— Start of Data for processing —
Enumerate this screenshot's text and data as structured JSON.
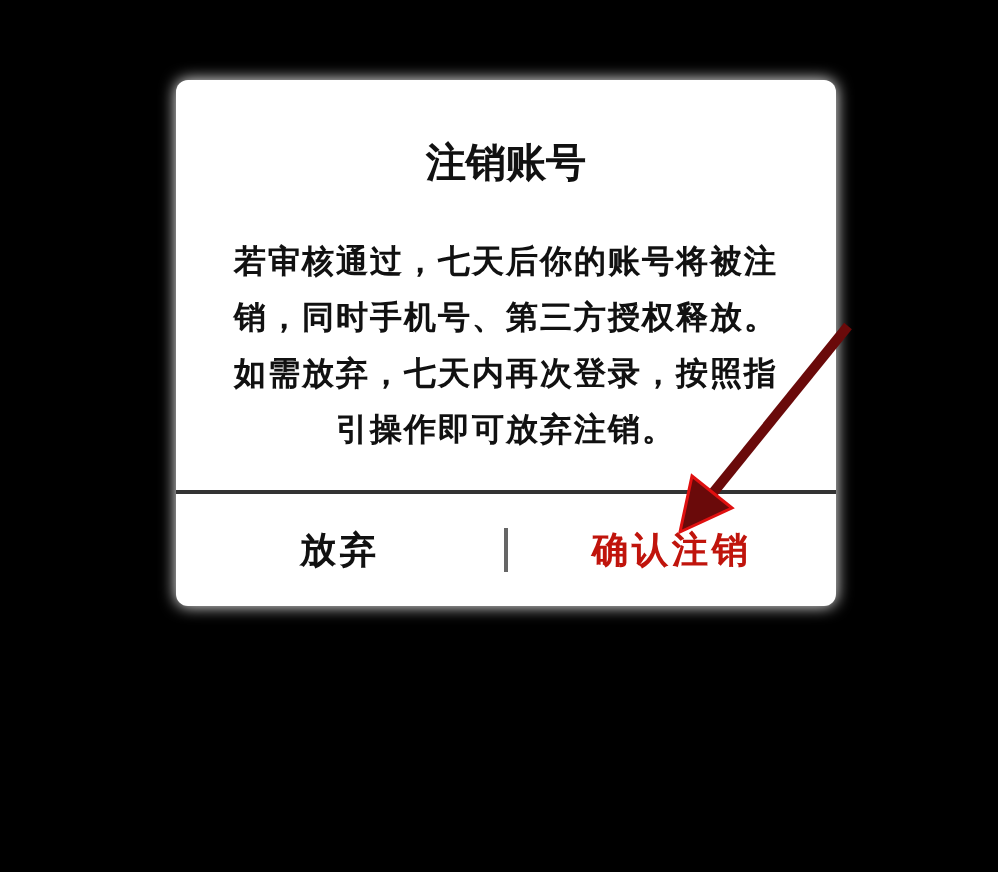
{
  "dialog": {
    "title": "注销账号",
    "message": "若审核通过，七天后你的账号将被注销，同时手机号、第三方授权释放。如需放弃，七天内再次登录，按照指引操作即可放弃注销。",
    "buttons": [
      {
        "label": "放弃",
        "kind": "cancel"
      },
      {
        "label": "确认注销",
        "kind": "danger"
      }
    ]
  }
}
— End of Data for processing —
To do: Your copy should hold every record word for word and none of the pictures.

Solution below:
Enumerate this screenshot's text and data as structured JSON.
{
  "dialog": {
    "title": "注销账号",
    "message": "若审核通过，七天后你的账号将被注销，同时手机号、第三方授权释放。如需放弃，七天内再次登录，按照指引操作即可放弃注销。",
    "buttons": [
      {
        "label": "放弃",
        "kind": "cancel"
      },
      {
        "label": "确认注销",
        "kind": "danger"
      }
    ]
  }
}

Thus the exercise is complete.